Lines of data:
....

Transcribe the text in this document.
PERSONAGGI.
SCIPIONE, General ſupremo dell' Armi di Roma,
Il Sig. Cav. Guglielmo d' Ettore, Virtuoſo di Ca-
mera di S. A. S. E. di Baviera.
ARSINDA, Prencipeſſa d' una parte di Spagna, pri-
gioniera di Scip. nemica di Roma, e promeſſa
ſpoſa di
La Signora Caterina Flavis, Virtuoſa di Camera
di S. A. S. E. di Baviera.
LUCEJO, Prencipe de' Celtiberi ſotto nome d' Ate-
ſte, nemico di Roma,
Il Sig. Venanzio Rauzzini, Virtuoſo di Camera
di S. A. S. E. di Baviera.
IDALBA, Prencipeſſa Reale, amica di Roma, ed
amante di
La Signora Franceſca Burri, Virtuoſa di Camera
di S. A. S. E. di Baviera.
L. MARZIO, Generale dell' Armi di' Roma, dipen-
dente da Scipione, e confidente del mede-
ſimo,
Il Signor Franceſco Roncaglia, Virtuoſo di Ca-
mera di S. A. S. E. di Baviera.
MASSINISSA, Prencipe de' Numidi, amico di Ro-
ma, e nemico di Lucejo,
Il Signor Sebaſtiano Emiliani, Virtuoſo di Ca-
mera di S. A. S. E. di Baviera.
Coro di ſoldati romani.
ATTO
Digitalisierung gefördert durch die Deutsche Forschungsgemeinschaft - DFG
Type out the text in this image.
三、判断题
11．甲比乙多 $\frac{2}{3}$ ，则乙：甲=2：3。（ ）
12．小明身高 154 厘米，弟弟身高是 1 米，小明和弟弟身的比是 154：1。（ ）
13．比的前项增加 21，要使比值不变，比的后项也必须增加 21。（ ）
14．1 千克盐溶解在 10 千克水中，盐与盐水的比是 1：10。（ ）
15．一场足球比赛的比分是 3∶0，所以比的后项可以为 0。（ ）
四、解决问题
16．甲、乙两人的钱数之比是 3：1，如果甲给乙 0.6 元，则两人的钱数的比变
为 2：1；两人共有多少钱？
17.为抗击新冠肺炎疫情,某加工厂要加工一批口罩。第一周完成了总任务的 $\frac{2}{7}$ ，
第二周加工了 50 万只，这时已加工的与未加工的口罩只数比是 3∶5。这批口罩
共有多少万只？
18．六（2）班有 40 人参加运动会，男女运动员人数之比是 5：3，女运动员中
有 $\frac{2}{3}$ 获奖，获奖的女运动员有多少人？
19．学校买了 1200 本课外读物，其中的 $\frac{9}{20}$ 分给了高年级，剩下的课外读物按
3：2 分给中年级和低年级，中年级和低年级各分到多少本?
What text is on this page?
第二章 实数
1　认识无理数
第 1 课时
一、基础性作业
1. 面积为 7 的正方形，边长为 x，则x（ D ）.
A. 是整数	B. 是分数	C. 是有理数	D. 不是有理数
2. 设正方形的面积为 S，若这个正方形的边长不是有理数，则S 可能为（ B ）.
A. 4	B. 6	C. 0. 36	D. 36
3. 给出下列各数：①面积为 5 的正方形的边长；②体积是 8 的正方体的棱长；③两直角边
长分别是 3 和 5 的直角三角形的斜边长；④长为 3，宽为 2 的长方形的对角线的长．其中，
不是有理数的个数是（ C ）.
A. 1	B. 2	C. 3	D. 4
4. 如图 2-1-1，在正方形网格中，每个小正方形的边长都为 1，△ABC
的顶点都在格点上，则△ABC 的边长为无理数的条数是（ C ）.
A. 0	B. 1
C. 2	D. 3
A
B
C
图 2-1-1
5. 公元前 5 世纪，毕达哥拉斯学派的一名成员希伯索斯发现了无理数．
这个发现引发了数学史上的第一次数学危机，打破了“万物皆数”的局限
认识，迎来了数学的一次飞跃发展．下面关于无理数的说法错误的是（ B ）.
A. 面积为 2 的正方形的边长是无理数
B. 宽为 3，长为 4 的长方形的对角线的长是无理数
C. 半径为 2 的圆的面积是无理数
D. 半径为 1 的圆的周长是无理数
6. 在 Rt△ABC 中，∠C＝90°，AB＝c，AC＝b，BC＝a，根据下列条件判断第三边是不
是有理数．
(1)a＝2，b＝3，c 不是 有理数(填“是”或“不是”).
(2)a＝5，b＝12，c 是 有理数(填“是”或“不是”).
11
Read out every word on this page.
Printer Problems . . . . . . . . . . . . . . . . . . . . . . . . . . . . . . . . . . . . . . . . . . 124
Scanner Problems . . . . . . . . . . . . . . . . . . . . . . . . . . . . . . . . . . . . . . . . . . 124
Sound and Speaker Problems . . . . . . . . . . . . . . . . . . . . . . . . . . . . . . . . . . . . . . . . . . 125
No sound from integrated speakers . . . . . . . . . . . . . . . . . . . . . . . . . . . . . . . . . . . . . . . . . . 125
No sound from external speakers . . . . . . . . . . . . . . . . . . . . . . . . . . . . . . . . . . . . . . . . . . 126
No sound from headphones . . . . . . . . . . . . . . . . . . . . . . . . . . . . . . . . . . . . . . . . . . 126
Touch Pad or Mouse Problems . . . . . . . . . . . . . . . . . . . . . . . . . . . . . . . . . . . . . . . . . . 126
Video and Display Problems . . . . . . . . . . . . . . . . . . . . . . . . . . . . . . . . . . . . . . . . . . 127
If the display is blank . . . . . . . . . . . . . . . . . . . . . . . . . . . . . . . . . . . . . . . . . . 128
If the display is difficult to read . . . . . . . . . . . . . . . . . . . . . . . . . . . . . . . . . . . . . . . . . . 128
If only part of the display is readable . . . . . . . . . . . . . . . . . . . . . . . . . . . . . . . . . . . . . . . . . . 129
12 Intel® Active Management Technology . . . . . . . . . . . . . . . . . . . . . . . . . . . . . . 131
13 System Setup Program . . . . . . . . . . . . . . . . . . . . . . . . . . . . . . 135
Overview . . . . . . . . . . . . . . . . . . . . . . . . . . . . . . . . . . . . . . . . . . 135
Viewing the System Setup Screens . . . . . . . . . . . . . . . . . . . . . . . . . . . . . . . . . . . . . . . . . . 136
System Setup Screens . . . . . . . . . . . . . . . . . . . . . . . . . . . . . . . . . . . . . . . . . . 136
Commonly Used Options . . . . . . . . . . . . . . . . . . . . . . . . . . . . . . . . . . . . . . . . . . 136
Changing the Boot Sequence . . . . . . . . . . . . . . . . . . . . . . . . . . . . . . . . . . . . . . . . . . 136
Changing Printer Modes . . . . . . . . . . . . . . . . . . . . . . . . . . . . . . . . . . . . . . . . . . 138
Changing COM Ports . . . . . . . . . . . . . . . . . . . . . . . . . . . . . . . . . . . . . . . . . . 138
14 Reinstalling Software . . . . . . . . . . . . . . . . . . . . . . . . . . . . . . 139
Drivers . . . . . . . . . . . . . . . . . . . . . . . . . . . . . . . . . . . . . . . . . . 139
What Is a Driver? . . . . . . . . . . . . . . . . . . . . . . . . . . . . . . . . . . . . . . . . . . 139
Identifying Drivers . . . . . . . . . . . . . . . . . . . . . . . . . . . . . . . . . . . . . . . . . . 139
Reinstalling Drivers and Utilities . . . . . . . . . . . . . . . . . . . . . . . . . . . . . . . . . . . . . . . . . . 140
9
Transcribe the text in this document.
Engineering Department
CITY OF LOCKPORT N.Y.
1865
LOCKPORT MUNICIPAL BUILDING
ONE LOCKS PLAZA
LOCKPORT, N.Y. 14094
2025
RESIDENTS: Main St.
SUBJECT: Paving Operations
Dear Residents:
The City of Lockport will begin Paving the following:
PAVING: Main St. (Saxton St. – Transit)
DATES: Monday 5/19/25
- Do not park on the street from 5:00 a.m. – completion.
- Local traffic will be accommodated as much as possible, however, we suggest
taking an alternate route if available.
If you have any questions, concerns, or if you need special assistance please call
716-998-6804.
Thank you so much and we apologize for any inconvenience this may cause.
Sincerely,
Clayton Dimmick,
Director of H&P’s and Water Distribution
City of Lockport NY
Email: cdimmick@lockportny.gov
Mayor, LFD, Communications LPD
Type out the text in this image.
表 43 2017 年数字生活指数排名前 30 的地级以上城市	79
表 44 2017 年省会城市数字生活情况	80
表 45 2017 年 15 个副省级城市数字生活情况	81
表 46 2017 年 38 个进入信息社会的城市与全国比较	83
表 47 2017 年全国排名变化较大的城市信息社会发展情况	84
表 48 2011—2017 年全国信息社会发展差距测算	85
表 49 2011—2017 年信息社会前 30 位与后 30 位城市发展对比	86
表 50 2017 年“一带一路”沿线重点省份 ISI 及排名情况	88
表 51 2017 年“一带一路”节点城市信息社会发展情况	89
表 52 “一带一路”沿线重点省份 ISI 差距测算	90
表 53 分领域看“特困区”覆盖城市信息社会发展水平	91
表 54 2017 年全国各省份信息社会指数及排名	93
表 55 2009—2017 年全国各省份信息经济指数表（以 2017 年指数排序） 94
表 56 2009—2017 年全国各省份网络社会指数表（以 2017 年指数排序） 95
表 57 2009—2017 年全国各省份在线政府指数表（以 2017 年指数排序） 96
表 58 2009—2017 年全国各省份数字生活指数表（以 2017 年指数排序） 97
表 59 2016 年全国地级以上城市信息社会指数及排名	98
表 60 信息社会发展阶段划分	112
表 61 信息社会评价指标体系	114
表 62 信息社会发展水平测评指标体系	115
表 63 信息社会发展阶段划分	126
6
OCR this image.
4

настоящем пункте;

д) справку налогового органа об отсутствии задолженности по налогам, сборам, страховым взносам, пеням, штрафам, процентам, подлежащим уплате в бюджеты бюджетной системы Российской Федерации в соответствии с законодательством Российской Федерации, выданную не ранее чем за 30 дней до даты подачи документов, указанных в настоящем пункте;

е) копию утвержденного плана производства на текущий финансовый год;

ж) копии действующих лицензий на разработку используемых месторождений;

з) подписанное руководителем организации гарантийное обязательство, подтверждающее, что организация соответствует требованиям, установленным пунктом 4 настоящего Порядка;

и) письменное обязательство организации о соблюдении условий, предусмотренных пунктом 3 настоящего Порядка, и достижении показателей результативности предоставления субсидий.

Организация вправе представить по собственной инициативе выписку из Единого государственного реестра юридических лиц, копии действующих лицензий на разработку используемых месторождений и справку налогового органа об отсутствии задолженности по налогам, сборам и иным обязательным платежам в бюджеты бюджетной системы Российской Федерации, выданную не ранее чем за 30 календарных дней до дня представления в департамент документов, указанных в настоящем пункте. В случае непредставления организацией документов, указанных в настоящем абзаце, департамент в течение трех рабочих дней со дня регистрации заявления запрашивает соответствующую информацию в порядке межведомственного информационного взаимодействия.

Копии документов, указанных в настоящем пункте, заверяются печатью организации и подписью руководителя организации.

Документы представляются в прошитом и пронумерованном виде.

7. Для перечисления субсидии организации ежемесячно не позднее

....

▸ WHAT TO WORK ON: Which lines of the data above contain "используемых"? Copy each one.

▸ WRITTEN RESPONSE:
ж) копии действующих лицензий на разработку используемых месторождений;
Организация вправе представить по собственной инициативе выписку из Единого государственного реестра юридических лиц, копии действующих лицензий на разработку используемых месторождений и справку налогового органа об отсутствии задолженности по налогам, сборам и иным обязательным платежам в бюджеты бюджетной системы Российской Федерации, выданную не ранее чем за 30 календарных дней до дня представления в департамент документов, указанных в настоящем пункте. В случае непредставления организацией документов, указанных в настоящем абзаце, департамент в течение трех рабочих дней со дня регистрации заявления запрашивает соответствующую информацию в порядке межведомственного информационного взаимодействия.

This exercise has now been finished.